>> Begin Data for this exercise

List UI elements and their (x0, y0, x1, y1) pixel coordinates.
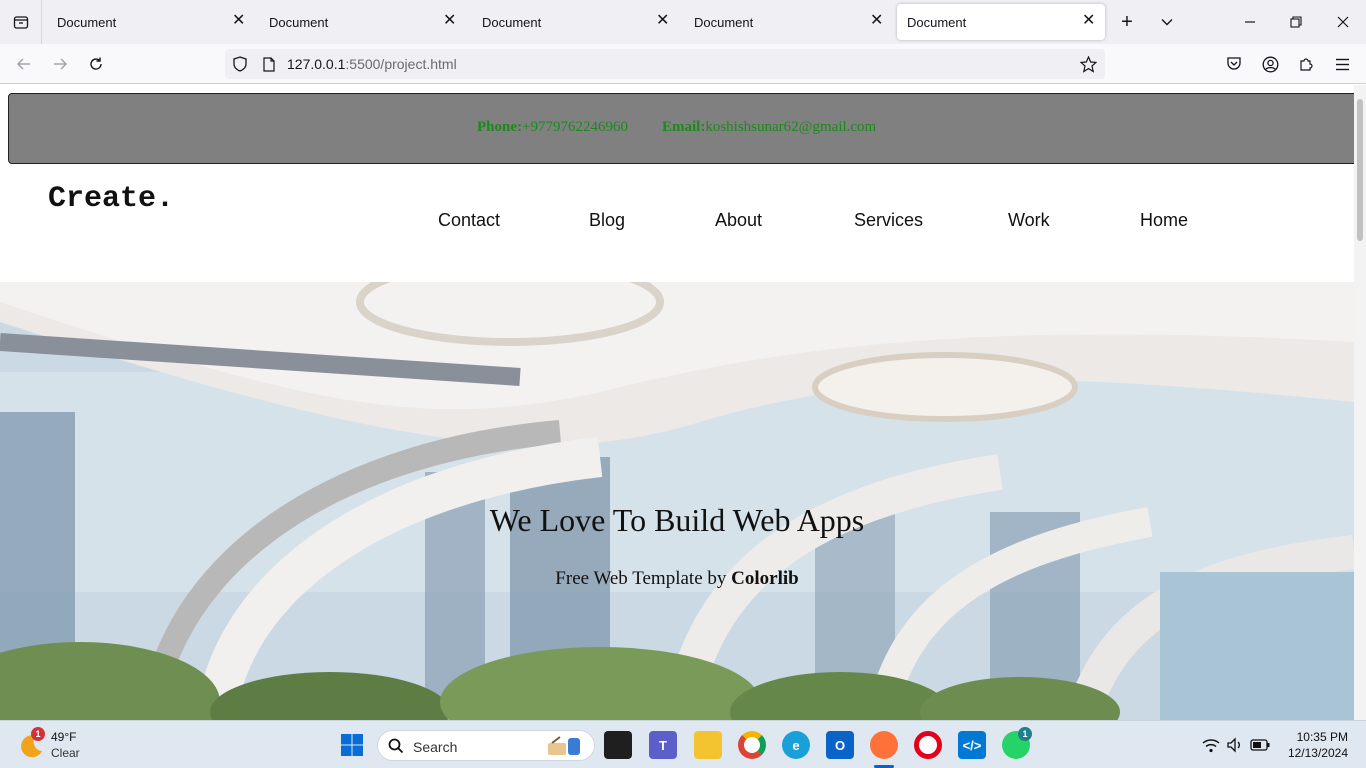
weather-temperature: 49°F (51, 730, 77, 744)
tab-title: Document (907, 15, 967, 30)
menu-hamburger-icon[interactable] (1332, 54, 1352, 74)
phone-info: Phone:+9779762246960 (477, 119, 628, 136)
hero-banner: We Love To Build Web Apps Free Web Templ… (0, 282, 1354, 720)
nav-link-services[interactable]: Services (854, 210, 923, 231)
bookmark-star-icon[interactable] (1079, 55, 1097, 73)
tab-title: Document (694, 15, 754, 30)
windows-logo-icon (341, 734, 363, 756)
clock-date: 12/13/2024 (1287, 746, 1348, 760)
close-tab-icon[interactable]: ✕ (443, 13, 456, 29)
close-window-icon[interactable] (1333, 12, 1353, 32)
taskbar: 1 49°F Clear Search T e O </> 1 10:35 PM… (0, 720, 1366, 768)
chevron-down-icon[interactable] (1157, 12, 1177, 32)
battery-icon[interactable] (1250, 736, 1270, 754)
tab-list-button[interactable] (0, 0, 42, 44)
nav-link-home[interactable]: Home (1140, 210, 1188, 231)
nav-link-contact[interactable]: Contact (438, 210, 500, 231)
hero-title: We Love To Build Web Apps (489, 502, 865, 538)
weather-condition: Clear (51, 746, 80, 760)
scrollbar-thumb[interactable] (1357, 99, 1363, 241)
opera-icon[interactable] (914, 731, 942, 759)
page-scrollbar[interactable] (1354, 85, 1366, 720)
system-clock[interactable]: 10:35 PM 12/13/2024 (1284, 729, 1348, 761)
extensions-icon[interactable] (1296, 54, 1316, 74)
back-icon[interactable] (14, 54, 34, 74)
tab-title: Document (482, 15, 542, 30)
tab-title: Document (269, 15, 329, 30)
close-tab-icon[interactable]: ✕ (870, 13, 883, 29)
contact-info-bar: Phone:+9779762246960 Email:koshishsunar6… (8, 93, 1354, 164)
task-view-icon[interactable] (604, 731, 632, 759)
teams-icon[interactable]: T (649, 731, 677, 759)
search-icon (388, 738, 404, 754)
url-text[interactable]: 127.0.0.1:5500/project.html (287, 56, 457, 72)
hero-background-image (0, 282, 1354, 720)
page-icon[interactable] (261, 56, 277, 72)
nav-link-blog[interactable]: Blog (589, 210, 625, 231)
url-host: 127.0.0.1 (287, 56, 346, 72)
volume-icon[interactable] (1226, 736, 1244, 754)
browser-tab-5-active[interactable]: Document ✕ (897, 4, 1105, 40)
email-info: Email:koshishsunar62@gmail.com (662, 119, 876, 136)
hero-subtitle-text: Free Web Template by (555, 568, 732, 589)
firefox-icon[interactable] (870, 731, 898, 759)
clock-time: 10:35 PM (1296, 730, 1348, 744)
hero-subtitle: Free Web Template by Colorlib (0, 568, 1354, 590)
restore-icon[interactable] (1286, 12, 1306, 32)
start-button[interactable] (339, 732, 365, 758)
search-label: Search (413, 739, 458, 755)
browser-tab-4[interactable]: Document ✕ (679, 0, 892, 44)
reload-icon[interactable] (86, 54, 106, 74)
weather-badge: 1 (31, 727, 45, 741)
email-label: Email: (662, 119, 706, 135)
browser-tab-1[interactable]: Document ✕ (42, 0, 254, 44)
nav-link-work[interactable]: Work (1008, 210, 1050, 231)
chrome-icon[interactable] (738, 731, 766, 759)
tab-strip: Document ✕ Document ✕ Document ✕ Documen… (0, 0, 1366, 44)
url-bar[interactable]: 127.0.0.1:5500/project.html (225, 49, 1105, 79)
page-viewport: Phone:+9779762246960 Email:koshishsunar6… (0, 85, 1354, 720)
file-explorer-icon[interactable] (694, 731, 722, 759)
close-tab-icon[interactable]: ✕ (232, 13, 245, 29)
tab-title: Document (57, 15, 117, 30)
tab-list-icon (13, 16, 28, 29)
search-highlight-icon (548, 736, 580, 755)
email-value: koshishsunar62@gmail.com (705, 119, 877, 135)
url-path: :5500/project.html (345, 56, 457, 72)
nav-link-about[interactable]: About (715, 210, 762, 231)
forward-icon[interactable] (50, 54, 70, 74)
taskbar-search-box[interactable]: Search (377, 730, 595, 761)
whatsapp-badge: 1 (1018, 727, 1032, 741)
outlook-icon[interactable]: O (826, 731, 854, 759)
account-icon[interactable] (1260, 54, 1280, 74)
browser-tab-3[interactable]: Document ✕ (467, 0, 680, 44)
close-tab-icon[interactable]: ✕ (656, 13, 669, 29)
navigation-toolbar: 127.0.0.1:5500/project.html (0, 44, 1366, 84)
vscode-icon[interactable]: </> (958, 731, 986, 759)
pocket-icon[interactable] (1224, 54, 1244, 74)
phone-value: +9779762246960 (522, 119, 628, 135)
browser-tab-2[interactable]: Document ✕ (254, 0, 467, 44)
hero-brand-link[interactable]: Colorlib (731, 568, 799, 589)
minimize-icon[interactable] (1240, 12, 1260, 32)
site-logo[interactable]: Create. (48, 182, 174, 216)
close-tab-icon[interactable]: ✕ (1082, 13, 1095, 29)
phone-label: Phone: (477, 119, 522, 135)
shield-icon[interactable] (232, 56, 248, 72)
wifi-icon[interactable] (1202, 736, 1220, 754)
edge-icon[interactable]: e (782, 731, 810, 759)
new-tab-icon[interactable]: + (1117, 11, 1137, 33)
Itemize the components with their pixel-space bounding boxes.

>> End Data for this exercise

■ **What you should do**:
Could you rewrite the listing above with every "close-tab-icon" replaced by "tab-close-button" and nothing else changed? Leave the picture out of your answer.

■ **Exercise answer**:
List UI elements and their (x0, y0, x1, y1) pixel coordinates.
weather-temperature: 49°F (51, 730, 77, 744)
tab-title: Document (907, 15, 967, 30)
menu-hamburger-icon[interactable] (1332, 54, 1352, 74)
phone-info: Phone:+9779762246960 (477, 119, 628, 136)
hero-banner: We Love To Build Web Apps Free Web Templ… (0, 282, 1354, 720)
nav-link-services[interactable]: Services (854, 210, 923, 231)
bookmark-star-icon[interactable] (1079, 55, 1097, 73)
tab-title: Document (694, 15, 754, 30)
windows-logo-icon (341, 734, 363, 756)
clock-date: 12/13/2024 (1287, 746, 1348, 760)
tab-close-button[interactable]: ✕ (443, 13, 456, 29)
close-window-icon[interactable] (1333, 12, 1353, 32)
taskbar: 1 49°F Clear Search T e O </> 1 10:35 PM… (0, 720, 1366, 768)
chevron-down-icon[interactable] (1157, 12, 1177, 32)
battery-icon[interactable] (1250, 736, 1270, 754)
tab-list-button[interactable] (0, 0, 42, 44)
nav-link-home[interactable]: Home (1140, 210, 1188, 231)
nav-link-contact[interactable]: Contact (438, 210, 500, 231)
hero-title: We Love To Build Web Apps (489, 502, 865, 538)
weather-condition: Clear (51, 746, 80, 760)
scrollbar-thumb[interactable] (1357, 99, 1363, 241)
opera-icon[interactable] (914, 731, 942, 759)
page-scrollbar[interactable] (1354, 85, 1366, 720)
system-clock[interactable]: 10:35 PM 12/13/2024 (1284, 729, 1348, 761)
extensions-icon[interactable] (1296, 54, 1316, 74)
back-icon[interactable] (14, 54, 34, 74)
tab-title: Document (482, 15, 542, 30)
tab-title: Document (269, 15, 329, 30)
tab-close-button[interactable]: ✕ (870, 13, 883, 29)
contact-info-bar: Phone:+9779762246960 Email:koshishsunar6… (8, 93, 1354, 164)
task-view-icon[interactable] (604, 731, 632, 759)
teams-icon[interactable]: T (649, 731, 677, 759)
search-icon (388, 738, 404, 754)
url-text[interactable]: 127.0.0.1:5500/project.html (287, 56, 457, 72)
hero-background-image (0, 282, 1354, 720)
page-icon[interactable] (261, 56, 277, 72)
nav-link-blog[interactable]: Blog (589, 210, 625, 231)
url-host: 127.0.0.1 (287, 56, 346, 72)
volume-icon[interactable] (1226, 736, 1244, 754)
browser-tab-5-active[interactable]: Document ✕ (897, 4, 1105, 40)
email-info: Email:koshishsunar62@gmail.com (662, 119, 876, 136)
hero-subtitle-text: Free Web Template by (555, 568, 732, 589)
firefox-icon[interactable] (870, 731, 898, 759)
clock-time: 10:35 PM (1296, 730, 1348, 744)
hero-subtitle: Free Web Template by Colorlib (0, 568, 1354, 590)
restore-icon[interactable] (1286, 12, 1306, 32)
start-button[interactable] (339, 732, 365, 758)
search-label: Search (413, 739, 458, 755)
browser-tab-4[interactable]: Document ✕ (679, 0, 892, 44)
reload-icon[interactable] (86, 54, 106, 74)
weather-badge: 1 (31, 727, 45, 741)
email-label: Email: (662, 119, 706, 135)
browser-tab-1[interactable]: Document ✕ (42, 0, 254, 44)
nav-link-work[interactable]: Work (1008, 210, 1050, 231)
chrome-icon[interactable] (738, 731, 766, 759)
tab-strip: Document ✕ Document ✕ Document ✕ Documen… (0, 0, 1366, 44)
url-bar[interactable]: 127.0.0.1:5500/project.html (225, 49, 1105, 79)
page-viewport: Phone:+9779762246960 Email:koshishsunar6… (0, 85, 1354, 720)
file-explorer-icon[interactable] (694, 731, 722, 759)
tab-close-button[interactable]: ✕ (232, 13, 245, 29)
tab-title: Document (57, 15, 117, 30)
tab-list-icon (13, 16, 28, 29)
search-highlight-icon (548, 736, 580, 755)
email-value: koshishsunar62@gmail.com (705, 119, 877, 135)
url-path: :5500/project.html (345, 56, 457, 72)
nav-link-about[interactable]: About (715, 210, 762, 231)
forward-icon[interactable] (50, 54, 70, 74)
taskbar-search-box[interactable]: Search (377, 730, 595, 761)
whatsapp-badge: 1 (1018, 727, 1032, 741)
outlook-icon[interactable]: O (826, 731, 854, 759)
account-icon[interactable] (1260, 54, 1280, 74)
browser-tab-3[interactable]: Document ✕ (467, 0, 680, 44)
tab-close-button[interactable]: ✕ (656, 13, 669, 29)
navigation-toolbar: 127.0.0.1:5500/project.html (0, 44, 1366, 84)
vscode-icon[interactable]: </> (958, 731, 986, 759)
pocket-icon[interactable] (1224, 54, 1244, 74)
phone-value: +9779762246960 (522, 119, 628, 135)
browser-tab-2[interactable]: Document ✕ (254, 0, 467, 44)
hero-brand-link[interactable]: Colorlib (731, 568, 799, 589)
minimize-icon[interactable] (1240, 12, 1260, 32)
site-logo[interactable]: Create. (48, 182, 174, 216)
tab-close-button[interactable]: ✕ (1082, 13, 1095, 29)
phone-label: Phone: (477, 119, 522, 135)
shield-icon[interactable] (232, 56, 248, 72)
wifi-icon[interactable] (1202, 736, 1220, 754)
edge-icon[interactable]: e (782, 731, 810, 759)
new-tab-icon[interactable]: + (1117, 11, 1137, 33)
Itemize the components with their pixel-space bounding boxes.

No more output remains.